* **SOURCE MATERIAL**
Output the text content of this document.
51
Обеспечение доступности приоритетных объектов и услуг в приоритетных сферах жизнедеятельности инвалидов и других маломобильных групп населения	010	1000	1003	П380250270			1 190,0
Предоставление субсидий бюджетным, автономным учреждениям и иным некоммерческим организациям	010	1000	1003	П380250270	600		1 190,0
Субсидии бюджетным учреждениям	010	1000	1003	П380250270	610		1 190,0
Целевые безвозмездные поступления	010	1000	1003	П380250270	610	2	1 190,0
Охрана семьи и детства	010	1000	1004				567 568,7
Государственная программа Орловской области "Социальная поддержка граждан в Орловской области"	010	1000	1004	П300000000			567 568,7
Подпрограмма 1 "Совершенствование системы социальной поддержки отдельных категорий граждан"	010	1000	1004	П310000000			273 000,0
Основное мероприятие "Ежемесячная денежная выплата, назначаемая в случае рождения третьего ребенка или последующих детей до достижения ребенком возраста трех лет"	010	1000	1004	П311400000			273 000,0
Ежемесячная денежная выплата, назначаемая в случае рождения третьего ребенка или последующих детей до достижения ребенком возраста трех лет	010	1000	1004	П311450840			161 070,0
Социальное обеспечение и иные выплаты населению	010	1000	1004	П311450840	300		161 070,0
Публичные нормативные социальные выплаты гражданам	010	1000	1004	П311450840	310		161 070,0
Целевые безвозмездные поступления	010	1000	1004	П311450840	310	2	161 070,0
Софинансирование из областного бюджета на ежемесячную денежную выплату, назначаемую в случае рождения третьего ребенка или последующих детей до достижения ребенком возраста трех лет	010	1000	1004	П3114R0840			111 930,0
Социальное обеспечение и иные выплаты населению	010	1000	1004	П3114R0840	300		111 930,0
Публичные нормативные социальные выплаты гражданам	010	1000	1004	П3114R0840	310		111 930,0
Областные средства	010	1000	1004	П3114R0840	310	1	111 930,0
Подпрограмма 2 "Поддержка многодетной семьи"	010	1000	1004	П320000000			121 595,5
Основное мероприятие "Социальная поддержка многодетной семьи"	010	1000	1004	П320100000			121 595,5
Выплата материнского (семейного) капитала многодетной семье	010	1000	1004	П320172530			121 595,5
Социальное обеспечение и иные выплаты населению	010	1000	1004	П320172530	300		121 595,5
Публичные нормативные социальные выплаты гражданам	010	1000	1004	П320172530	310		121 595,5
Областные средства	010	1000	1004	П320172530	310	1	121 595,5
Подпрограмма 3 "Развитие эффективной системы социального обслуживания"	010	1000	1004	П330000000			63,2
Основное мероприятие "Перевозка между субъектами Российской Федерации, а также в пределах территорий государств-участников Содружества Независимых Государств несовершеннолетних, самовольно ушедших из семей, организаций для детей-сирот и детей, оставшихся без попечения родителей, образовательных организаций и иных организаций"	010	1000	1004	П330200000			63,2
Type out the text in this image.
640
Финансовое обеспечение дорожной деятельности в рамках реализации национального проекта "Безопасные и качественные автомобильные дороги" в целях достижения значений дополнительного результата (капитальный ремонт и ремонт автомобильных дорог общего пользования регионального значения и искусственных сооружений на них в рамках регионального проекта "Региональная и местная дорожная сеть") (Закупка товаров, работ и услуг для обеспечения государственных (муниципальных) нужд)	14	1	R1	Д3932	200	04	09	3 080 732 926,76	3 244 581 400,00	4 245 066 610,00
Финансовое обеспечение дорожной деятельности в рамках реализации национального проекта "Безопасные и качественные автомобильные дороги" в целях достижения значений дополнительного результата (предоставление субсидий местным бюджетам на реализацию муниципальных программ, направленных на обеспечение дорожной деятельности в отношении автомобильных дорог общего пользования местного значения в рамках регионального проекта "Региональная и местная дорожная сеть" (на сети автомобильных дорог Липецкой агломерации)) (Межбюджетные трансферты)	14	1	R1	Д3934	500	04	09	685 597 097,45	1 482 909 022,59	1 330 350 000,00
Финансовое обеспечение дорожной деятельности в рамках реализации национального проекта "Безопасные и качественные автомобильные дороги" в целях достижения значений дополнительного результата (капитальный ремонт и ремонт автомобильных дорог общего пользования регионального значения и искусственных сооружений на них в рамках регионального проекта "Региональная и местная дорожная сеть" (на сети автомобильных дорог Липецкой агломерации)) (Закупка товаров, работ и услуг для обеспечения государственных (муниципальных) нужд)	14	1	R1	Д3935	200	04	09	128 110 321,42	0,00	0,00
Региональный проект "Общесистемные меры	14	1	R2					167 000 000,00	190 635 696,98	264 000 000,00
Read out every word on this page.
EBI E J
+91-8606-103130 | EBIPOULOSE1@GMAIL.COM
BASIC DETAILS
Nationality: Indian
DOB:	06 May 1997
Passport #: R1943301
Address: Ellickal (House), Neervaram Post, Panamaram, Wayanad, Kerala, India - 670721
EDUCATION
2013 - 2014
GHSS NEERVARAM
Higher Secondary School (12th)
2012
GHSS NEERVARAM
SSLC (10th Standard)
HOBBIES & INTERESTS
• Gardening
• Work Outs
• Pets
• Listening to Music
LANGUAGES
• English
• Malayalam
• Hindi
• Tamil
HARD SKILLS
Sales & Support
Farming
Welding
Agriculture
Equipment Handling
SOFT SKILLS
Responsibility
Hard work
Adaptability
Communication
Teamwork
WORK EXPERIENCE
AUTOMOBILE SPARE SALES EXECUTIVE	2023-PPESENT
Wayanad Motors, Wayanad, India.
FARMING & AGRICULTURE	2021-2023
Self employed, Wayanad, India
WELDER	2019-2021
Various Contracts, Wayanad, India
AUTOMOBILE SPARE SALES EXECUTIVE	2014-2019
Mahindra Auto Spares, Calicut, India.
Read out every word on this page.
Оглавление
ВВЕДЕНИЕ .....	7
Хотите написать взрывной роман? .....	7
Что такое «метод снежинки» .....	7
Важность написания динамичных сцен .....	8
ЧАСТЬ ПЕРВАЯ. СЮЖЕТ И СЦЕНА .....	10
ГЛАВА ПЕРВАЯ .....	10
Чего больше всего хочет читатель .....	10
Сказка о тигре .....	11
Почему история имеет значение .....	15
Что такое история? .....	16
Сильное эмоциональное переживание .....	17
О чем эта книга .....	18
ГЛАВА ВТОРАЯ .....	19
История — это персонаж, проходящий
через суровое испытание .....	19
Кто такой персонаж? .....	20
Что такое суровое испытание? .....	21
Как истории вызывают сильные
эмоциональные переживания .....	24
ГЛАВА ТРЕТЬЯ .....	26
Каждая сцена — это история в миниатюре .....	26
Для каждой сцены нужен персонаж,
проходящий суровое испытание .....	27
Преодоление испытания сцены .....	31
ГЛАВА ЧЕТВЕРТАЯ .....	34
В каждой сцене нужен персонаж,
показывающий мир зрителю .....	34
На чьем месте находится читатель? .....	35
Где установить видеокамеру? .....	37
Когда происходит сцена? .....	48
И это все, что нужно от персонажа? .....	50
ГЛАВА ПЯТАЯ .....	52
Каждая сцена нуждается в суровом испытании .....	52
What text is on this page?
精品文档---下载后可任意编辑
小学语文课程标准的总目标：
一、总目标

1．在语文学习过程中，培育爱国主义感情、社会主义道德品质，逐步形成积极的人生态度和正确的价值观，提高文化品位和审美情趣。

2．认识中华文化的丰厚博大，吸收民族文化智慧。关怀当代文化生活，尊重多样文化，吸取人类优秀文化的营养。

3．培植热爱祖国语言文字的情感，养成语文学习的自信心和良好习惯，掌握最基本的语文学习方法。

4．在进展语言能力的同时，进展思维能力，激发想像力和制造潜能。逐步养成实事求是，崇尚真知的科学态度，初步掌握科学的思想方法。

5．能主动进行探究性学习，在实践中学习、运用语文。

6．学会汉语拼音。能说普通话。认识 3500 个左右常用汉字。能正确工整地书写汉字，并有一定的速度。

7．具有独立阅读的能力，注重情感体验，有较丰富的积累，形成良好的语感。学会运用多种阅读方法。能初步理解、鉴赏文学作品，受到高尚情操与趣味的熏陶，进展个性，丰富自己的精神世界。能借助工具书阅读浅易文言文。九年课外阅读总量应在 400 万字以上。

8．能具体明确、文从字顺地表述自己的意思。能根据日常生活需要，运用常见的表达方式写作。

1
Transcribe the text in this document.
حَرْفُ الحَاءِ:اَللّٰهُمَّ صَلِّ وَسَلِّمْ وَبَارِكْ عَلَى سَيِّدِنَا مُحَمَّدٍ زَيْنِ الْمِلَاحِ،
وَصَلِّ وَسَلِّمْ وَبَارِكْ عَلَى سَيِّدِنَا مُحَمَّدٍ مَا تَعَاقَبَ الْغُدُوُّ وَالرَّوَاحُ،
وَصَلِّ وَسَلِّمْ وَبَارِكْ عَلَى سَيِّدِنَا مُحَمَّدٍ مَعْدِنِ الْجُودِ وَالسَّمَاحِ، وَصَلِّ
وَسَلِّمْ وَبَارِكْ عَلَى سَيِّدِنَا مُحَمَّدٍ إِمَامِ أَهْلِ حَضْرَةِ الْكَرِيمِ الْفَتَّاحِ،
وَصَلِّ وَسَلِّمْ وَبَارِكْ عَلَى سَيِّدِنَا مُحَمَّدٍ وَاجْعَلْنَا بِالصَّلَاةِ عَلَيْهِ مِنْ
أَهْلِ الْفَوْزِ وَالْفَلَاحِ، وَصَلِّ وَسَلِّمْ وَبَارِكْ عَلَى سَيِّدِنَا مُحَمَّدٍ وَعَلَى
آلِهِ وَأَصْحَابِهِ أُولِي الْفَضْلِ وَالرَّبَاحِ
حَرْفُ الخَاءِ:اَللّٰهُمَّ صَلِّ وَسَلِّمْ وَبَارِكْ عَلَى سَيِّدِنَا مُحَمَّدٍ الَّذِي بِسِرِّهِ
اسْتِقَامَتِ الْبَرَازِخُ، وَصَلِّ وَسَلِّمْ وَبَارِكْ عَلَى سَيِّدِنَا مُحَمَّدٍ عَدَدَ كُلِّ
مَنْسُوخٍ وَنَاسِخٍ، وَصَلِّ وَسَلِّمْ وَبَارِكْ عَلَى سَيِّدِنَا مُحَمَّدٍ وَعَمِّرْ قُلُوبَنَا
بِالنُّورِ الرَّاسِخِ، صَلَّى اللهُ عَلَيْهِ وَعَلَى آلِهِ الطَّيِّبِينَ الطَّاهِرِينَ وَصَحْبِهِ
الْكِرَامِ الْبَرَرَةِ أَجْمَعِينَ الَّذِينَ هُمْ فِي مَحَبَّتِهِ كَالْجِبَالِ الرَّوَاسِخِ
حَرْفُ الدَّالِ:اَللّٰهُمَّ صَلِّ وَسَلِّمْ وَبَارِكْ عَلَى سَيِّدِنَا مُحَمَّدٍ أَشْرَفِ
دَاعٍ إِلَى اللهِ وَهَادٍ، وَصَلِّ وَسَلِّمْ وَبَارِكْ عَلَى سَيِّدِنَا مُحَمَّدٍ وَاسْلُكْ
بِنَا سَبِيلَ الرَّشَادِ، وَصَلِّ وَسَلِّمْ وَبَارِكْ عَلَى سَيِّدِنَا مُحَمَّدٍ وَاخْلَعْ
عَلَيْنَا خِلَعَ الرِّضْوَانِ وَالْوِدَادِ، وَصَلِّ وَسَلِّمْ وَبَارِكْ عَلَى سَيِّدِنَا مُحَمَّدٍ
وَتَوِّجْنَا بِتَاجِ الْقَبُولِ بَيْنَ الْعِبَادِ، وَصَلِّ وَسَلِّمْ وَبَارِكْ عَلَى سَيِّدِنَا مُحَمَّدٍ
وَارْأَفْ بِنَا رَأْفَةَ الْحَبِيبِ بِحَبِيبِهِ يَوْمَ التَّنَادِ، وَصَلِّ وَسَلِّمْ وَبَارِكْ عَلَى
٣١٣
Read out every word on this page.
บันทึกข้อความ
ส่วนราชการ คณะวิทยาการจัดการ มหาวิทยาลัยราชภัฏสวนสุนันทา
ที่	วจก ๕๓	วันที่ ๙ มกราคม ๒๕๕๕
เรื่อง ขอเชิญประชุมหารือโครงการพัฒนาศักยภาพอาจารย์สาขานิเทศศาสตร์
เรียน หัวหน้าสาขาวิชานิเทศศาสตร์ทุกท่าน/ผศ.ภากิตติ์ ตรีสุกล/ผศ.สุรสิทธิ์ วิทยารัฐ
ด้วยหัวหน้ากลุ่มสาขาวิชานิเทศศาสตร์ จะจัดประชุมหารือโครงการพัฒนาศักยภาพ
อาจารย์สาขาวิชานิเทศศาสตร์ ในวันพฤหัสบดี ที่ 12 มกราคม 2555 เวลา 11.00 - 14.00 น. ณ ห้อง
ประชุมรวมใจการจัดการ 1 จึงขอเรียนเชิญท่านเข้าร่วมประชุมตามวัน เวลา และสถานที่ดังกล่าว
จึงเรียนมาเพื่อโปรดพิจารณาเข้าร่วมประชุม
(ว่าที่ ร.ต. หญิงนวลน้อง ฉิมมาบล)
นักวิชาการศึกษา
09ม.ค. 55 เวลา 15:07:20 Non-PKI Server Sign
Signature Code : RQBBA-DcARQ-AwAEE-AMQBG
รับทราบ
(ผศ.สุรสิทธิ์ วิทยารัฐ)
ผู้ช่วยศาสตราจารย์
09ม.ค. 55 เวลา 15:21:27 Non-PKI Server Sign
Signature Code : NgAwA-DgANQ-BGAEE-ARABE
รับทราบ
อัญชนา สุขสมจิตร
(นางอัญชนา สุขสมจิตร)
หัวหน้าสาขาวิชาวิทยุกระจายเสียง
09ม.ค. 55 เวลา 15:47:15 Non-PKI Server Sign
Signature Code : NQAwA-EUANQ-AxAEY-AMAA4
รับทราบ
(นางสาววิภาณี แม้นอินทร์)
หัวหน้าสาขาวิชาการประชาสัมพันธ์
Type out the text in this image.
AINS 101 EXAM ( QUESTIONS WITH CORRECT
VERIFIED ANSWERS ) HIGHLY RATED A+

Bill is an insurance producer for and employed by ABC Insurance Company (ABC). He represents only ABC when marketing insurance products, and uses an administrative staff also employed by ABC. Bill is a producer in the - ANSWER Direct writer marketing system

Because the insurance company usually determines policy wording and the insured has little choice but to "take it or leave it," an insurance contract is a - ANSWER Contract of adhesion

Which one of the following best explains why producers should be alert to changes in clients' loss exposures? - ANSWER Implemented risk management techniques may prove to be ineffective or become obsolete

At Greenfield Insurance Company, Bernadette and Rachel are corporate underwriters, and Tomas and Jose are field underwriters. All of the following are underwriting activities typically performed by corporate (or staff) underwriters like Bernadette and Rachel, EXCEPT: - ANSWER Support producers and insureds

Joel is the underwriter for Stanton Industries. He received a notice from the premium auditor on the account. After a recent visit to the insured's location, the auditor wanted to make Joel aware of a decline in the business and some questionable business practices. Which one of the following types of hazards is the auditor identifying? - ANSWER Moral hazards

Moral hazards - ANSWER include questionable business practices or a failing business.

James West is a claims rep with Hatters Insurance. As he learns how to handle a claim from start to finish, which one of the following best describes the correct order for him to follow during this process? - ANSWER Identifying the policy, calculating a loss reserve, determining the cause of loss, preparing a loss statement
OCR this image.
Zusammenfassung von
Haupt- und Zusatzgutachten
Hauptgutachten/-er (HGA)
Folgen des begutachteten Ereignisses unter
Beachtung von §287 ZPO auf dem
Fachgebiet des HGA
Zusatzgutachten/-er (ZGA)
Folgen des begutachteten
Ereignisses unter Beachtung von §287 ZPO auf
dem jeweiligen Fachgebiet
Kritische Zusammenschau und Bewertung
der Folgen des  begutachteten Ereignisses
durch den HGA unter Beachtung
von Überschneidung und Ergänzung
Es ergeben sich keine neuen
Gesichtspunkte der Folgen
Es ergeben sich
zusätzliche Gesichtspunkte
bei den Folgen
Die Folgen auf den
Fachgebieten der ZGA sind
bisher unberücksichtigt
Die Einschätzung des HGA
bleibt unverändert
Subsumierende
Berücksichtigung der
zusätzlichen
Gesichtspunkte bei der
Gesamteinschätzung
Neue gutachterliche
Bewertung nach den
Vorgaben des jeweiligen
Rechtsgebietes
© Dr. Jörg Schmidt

* **REQUIRED WORK**
Take every line from the data above that holds "социальные" and copy it out.

* **TASK RESULT**
Публичные нормативные социальные выплаты гражданам	010	1000	1004	П311450840	310		161 070,0
Публичные нормативные социальные выплаты гражданам	010	1000	1004	П3114R0840	310		111 930,0
Публичные нормативные социальные выплаты гражданам	010	1000	1004	П320172530	310		121 595,5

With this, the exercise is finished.